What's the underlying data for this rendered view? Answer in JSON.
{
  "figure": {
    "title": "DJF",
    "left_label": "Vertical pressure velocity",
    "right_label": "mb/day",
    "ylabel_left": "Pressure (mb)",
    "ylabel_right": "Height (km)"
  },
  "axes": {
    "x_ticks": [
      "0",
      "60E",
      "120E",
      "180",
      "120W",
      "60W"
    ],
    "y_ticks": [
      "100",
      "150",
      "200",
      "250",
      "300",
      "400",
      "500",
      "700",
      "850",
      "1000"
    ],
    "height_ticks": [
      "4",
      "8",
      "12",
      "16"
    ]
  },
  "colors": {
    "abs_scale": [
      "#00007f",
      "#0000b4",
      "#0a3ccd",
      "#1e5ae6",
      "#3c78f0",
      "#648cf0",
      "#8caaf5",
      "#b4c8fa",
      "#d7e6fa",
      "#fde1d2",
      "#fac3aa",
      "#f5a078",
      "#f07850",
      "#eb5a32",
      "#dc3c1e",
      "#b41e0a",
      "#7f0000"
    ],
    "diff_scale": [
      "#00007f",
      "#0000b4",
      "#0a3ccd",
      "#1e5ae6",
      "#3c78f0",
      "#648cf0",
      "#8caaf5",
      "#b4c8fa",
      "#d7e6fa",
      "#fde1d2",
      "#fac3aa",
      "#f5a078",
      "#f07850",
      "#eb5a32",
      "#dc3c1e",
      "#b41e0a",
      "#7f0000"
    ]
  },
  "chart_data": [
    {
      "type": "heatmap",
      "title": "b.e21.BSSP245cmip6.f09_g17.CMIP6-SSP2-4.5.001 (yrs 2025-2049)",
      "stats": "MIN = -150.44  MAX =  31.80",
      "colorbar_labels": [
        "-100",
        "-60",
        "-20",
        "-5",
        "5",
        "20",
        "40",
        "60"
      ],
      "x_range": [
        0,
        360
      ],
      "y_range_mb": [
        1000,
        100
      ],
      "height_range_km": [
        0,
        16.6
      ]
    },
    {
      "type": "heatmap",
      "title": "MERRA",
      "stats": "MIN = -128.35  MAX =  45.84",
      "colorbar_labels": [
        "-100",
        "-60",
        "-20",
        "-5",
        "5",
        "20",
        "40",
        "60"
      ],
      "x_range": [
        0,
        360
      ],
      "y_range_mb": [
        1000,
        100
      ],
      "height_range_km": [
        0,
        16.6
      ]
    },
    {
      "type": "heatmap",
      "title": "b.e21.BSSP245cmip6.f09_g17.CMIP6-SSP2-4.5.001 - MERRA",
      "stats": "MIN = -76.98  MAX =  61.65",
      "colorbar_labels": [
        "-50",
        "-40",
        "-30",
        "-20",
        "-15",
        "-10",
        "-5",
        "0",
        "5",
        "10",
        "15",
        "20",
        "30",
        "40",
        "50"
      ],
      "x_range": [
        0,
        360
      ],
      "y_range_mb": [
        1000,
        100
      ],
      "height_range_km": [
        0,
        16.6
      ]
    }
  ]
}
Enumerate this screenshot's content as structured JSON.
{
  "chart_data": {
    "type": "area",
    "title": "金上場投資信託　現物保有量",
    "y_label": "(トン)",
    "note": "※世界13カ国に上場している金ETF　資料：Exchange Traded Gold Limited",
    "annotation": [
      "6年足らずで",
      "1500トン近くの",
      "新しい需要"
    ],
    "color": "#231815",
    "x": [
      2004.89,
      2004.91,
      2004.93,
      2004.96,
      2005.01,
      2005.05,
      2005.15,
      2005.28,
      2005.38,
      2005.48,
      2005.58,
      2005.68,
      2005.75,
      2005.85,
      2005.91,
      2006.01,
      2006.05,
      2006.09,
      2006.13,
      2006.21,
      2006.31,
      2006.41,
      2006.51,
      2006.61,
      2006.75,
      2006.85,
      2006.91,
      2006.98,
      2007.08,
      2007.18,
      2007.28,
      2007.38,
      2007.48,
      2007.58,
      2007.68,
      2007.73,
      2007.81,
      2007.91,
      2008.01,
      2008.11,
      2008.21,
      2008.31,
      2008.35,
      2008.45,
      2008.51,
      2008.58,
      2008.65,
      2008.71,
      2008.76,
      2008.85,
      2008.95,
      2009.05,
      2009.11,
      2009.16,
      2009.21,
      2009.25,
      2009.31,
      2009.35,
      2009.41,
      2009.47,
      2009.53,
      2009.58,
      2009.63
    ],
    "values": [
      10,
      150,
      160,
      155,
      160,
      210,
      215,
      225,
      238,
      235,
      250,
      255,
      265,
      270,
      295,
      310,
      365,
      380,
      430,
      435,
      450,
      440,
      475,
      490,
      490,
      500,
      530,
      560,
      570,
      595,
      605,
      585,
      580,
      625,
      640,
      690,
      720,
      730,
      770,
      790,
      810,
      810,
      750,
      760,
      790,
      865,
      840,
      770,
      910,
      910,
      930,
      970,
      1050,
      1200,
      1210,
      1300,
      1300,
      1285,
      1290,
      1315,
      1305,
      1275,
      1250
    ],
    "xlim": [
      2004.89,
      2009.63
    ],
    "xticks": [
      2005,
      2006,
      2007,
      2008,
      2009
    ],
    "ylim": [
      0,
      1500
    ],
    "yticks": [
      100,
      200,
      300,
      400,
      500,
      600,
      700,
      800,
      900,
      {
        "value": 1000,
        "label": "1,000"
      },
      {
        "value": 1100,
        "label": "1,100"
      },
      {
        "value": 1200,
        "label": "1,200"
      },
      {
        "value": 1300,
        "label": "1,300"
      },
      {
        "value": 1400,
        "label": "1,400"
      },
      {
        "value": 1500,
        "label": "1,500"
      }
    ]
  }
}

● ● ●

**INSTRUCTIONS FOR THE TASK**
Report the number of lines of the listing above that hold the string "stats", with no other text.

**FINAL ANSWER**
3